--- Begin Extracted entries ---

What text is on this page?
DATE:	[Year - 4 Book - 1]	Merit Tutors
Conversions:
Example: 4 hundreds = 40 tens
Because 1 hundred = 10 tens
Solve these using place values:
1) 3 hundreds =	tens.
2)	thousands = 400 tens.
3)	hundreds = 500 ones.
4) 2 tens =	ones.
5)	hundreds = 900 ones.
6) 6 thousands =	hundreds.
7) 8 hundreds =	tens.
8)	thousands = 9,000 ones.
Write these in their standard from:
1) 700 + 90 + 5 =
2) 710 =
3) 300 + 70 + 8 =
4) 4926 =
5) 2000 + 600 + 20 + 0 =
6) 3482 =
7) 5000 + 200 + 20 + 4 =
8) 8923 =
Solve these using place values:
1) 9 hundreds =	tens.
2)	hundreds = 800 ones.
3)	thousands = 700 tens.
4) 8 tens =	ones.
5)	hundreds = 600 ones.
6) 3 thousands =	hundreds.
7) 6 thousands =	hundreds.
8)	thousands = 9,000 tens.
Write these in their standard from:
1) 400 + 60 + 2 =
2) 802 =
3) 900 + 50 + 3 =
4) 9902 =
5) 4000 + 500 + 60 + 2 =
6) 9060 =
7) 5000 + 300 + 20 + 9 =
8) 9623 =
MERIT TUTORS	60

--- End Extracted entries ---

*Requirements*
Go through the listing and print each line exactly as it appears.

*Reply to the exercise*
What text is on this page?
DATE:	[Year - 4 Book - 1]	Merit Tutors
Conversions:
Example: 4 hundreds = 40 tens
Because 1 hundred = 10 tens
Solve these using place values:
1) 3 hundreds =	tens.
2)	thousands = 400 tens.
3)	hundreds = 500 ones.
4) 2 tens =	ones.
5)	hundreds = 900 ones.
6) 6 thousands =	hundreds.
7) 8 hundreds =	tens.
8)	thousands = 9,000 ones.
Write these in their standard from:
1) 700 + 90 + 5 =
2) 710 =
3) 300 + 70 + 8 =
4) 4926 =
5) 2000 + 600 + 20 + 0 =
6) 3482 =
7) 5000 + 200 + 20 + 4 =
8) 8923 =
Solve these using place values:
1) 9 hundreds =	tens.
2)	hundreds = 800 ones.
3)	thousands = 700 tens.
4) 8 tens =	ones.
5)	hundreds = 600 ones.
6) 3 thousands =	hundreds.
7) 6 thousands =	hundreds.
8)	thousands = 9,000 tens.
Write these in their standard from:
1) 400 + 60 + 2 =
2) 802 =
3) 900 + 50 + 3 =
4) 9902 =
5) 4000 + 500 + 60 + 2 =
6) 9060 =
7) 5000 + 300 + 20 + 9 =
8) 9623 =
MERIT TUTORS	60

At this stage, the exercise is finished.